Data shown>
***
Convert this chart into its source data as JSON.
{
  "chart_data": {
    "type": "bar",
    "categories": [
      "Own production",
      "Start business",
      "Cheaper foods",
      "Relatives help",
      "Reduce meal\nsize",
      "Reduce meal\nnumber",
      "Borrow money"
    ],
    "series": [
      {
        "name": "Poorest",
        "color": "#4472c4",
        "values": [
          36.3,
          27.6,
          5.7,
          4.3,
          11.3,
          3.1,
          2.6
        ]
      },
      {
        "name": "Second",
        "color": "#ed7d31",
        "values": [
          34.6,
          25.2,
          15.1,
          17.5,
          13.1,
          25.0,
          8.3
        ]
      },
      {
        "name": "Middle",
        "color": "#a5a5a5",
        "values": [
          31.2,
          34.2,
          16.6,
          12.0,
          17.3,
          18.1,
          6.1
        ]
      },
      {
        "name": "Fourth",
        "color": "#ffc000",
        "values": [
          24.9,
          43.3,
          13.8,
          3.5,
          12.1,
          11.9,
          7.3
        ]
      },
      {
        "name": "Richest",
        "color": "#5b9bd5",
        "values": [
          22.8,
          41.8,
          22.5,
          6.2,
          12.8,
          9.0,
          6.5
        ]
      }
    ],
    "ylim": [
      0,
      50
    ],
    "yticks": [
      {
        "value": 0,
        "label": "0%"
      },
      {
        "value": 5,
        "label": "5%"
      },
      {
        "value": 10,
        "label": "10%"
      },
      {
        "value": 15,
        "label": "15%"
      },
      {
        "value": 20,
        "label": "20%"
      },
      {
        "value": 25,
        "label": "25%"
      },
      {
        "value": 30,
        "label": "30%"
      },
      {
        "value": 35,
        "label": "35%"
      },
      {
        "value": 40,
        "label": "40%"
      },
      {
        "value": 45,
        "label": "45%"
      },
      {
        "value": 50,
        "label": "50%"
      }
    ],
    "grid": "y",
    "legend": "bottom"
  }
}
***
Which lines hold the word "label"? Copy every one of them.

        "label": "0%"
        "label": "5%"
        "label": "10%"
        "label": "15%"
        "label": "20%"
        "label": "25%"
        "label": "30%"
        "label": "35%"
        "label": "40%"
        "label": "45%"
        "label": "50%"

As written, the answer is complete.